**SHORT PROBLEM:**
With the images removed, repeat the data below exactly.

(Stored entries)
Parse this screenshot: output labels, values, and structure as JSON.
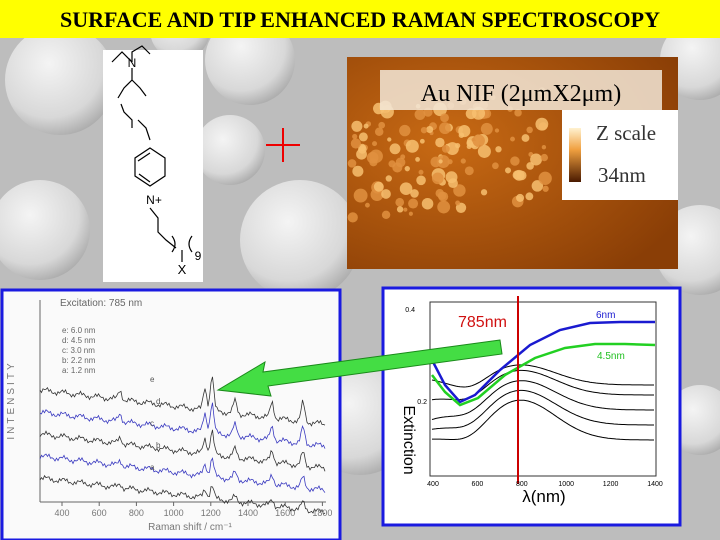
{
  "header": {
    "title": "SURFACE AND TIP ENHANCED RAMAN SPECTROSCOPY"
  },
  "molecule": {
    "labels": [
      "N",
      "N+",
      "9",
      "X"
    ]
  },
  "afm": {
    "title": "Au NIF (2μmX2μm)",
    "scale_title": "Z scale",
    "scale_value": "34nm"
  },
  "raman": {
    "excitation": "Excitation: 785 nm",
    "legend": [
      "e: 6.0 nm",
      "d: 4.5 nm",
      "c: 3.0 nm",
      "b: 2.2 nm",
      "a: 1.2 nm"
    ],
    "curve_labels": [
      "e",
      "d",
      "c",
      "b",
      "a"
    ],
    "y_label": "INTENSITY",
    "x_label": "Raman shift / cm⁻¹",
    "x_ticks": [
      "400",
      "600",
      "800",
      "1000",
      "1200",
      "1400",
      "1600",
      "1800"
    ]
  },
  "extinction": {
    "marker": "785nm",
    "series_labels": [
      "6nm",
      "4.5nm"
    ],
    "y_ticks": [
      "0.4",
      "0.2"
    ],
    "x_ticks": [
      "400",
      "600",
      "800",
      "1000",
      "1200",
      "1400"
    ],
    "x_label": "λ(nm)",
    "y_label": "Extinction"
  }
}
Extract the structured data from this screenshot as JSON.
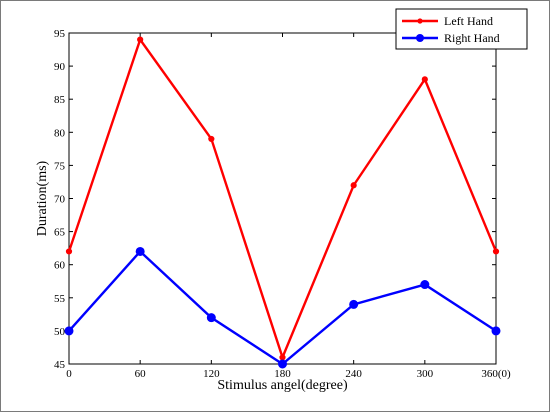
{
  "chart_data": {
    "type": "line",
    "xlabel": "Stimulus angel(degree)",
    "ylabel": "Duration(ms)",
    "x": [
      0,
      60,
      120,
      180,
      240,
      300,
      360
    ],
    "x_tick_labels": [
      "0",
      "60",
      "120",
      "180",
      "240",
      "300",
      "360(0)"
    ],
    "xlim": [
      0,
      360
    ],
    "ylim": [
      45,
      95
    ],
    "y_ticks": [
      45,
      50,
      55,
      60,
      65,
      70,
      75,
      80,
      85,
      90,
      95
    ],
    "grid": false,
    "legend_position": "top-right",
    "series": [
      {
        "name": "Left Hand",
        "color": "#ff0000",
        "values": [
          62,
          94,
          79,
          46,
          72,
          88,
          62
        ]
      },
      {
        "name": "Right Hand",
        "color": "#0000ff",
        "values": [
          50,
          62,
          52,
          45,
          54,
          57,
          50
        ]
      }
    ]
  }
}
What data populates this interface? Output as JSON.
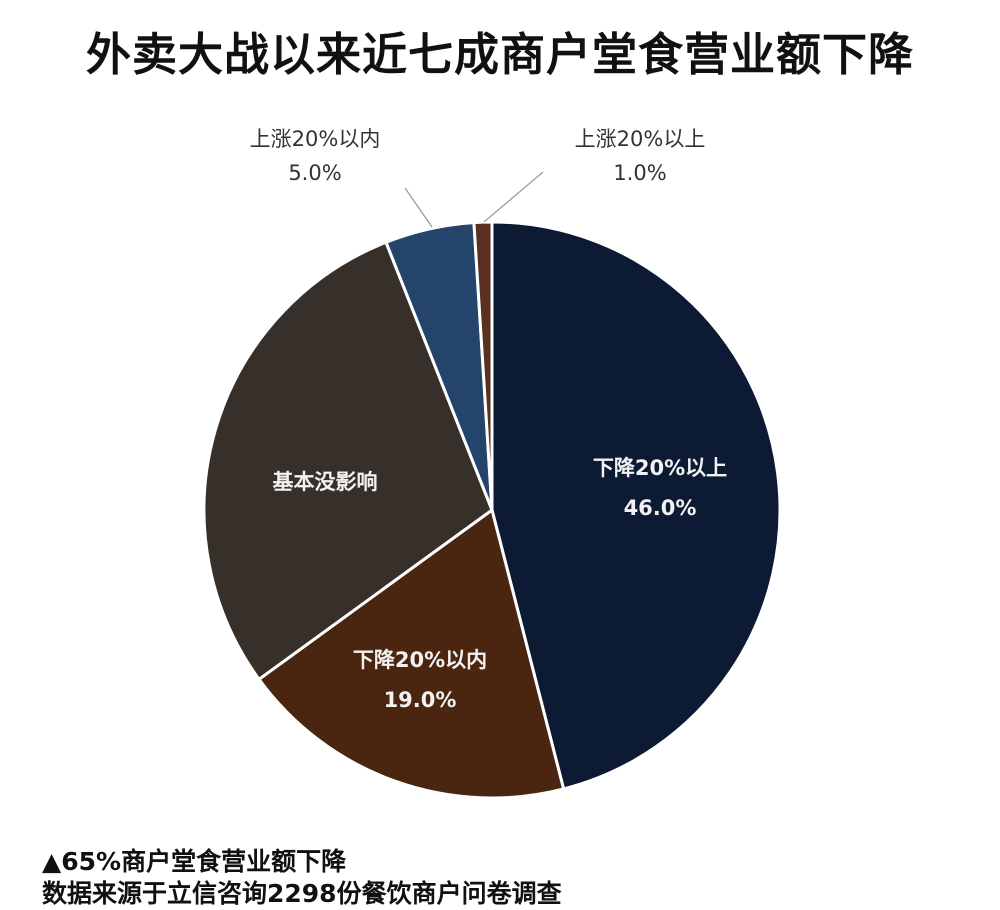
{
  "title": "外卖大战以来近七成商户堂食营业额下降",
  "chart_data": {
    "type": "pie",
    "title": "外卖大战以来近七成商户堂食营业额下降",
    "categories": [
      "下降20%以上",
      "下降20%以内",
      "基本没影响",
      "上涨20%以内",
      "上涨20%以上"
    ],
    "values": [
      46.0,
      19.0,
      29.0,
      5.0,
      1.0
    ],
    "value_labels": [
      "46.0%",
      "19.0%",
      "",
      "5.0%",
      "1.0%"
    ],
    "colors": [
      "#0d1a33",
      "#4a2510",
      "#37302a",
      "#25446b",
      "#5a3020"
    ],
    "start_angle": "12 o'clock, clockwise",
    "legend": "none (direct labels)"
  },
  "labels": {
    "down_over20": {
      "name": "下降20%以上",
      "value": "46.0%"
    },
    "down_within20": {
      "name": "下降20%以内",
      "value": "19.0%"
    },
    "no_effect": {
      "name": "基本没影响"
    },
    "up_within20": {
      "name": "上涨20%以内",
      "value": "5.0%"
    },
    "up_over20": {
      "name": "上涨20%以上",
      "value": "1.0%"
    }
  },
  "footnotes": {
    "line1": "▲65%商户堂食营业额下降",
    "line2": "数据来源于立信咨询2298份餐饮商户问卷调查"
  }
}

**OUTPUT:**
Parse this screenshot: output labels, values, and structure as JSON.
{
  "header": {
    "title": "SURFACE AND TIP ENHANCED RAMAN SPECTROSCOPY"
  },
  "molecule": {
    "labels": [
      "N",
      "N+",
      "9",
      "X"
    ]
  },
  "afm": {
    "title": "Au NIF (2μmX2μm)",
    "scale_title": "Z scale",
    "scale_value": "34nm"
  },
  "raman": {
    "excitation": "Excitation: 785 nm",
    "legend": [
      "e: 6.0 nm",
      "d: 4.5 nm",
      "c: 3.0 nm",
      "b: 2.2 nm",
      "a: 1.2 nm"
    ],
    "curve_labels": [
      "e",
      "d",
      "c",
      "b",
      "a"
    ],
    "y_label": "INTENSITY",
    "x_label": "Raman shift / cm⁻¹",
    "x_ticks": [
      "400",
      "600",
      "800",
      "1000",
      "1200",
      "1400",
      "1600",
      "1800"
    ]
  },
  "extinction": {
    "marker": "785nm",
    "series_labels": [
      "6nm",
      "4.5nm"
    ],
    "y_ticks": [
      "0.4",
      "0.2"
    ],
    "x_ticks": [
      "400",
      "600",
      "800",
      "1000",
      "1200",
      "1400"
    ],
    "x_label": "λ(nm)",
    "y_label": "Extinction"
  }
}
Extract the structured data from this screenshot as JSON.
{
  "chart_data": {
    "type": "line",
    "xlabel": "Stimulus angel(degree)",
    "ylabel": "Duration(ms)",
    "x": [
      0,
      60,
      120,
      180,
      240,
      300,
      360
    ],
    "x_tick_labels": [
      "0",
      "60",
      "120",
      "180",
      "240",
      "300",
      "360(0)"
    ],
    "xlim": [
      0,
      360
    ],
    "ylim": [
      45,
      95
    ],
    "y_ticks": [
      45,
      50,
      55,
      60,
      65,
      70,
      75,
      80,
      85,
      90,
      95
    ],
    "grid": false,
    "legend_position": "top-right",
    "series": [
      {
        "name": "Left Hand",
        "color": "#ff0000",
        "values": [
          62,
          94,
          79,
          46,
          72,
          88,
          62
        ]
      },
      {
        "name": "Right Hand",
        "color": "#0000ff",
        "values": [
          50,
          62,
          52,
          45,
          54,
          57,
          50
        ]
      }
    ]
  }
}
What data populates this interface? Output as JSON.
{
  "title": "外卖大战以来近七成商户堂食营业额下降",
  "chart_data": {
    "type": "pie",
    "title": "外卖大战以来近七成商户堂食营业额下降",
    "categories": [
      "下降20%以上",
      "下降20%以内",
      "基本没影响",
      "上涨20%以内",
      "上涨20%以上"
    ],
    "values": [
      46.0,
      19.0,
      29.0,
      5.0,
      1.0
    ],
    "value_labels": [
      "46.0%",
      "19.0%",
      "",
      "5.0%",
      "1.0%"
    ],
    "colors": [
      "#0d1a33",
      "#4a2510",
      "#37302a",
      "#25446b",
      "#5a3020"
    ],
    "start_angle": "12 o'clock, clockwise",
    "legend": "none (direct labels)"
  },
  "labels": {
    "down_over20": {
      "name": "下降20%以上",
      "value": "46.0%"
    },
    "down_within20": {
      "name": "下降20%以内",
      "value": "19.0%"
    },
    "no_effect": {
      "name": "基本没影响"
    },
    "up_within20": {
      "name": "上涨20%以内",
      "value": "5.0%"
    },
    "up_over20": {
      "name": "上涨20%以上",
      "value": "1.0%"
    }
  },
  "footnotes": {
    "line1": "▲65%商户堂食营业额下降",
    "line2": "数据来源于立信咨询2298份餐饮商户问卷调查"
  }
}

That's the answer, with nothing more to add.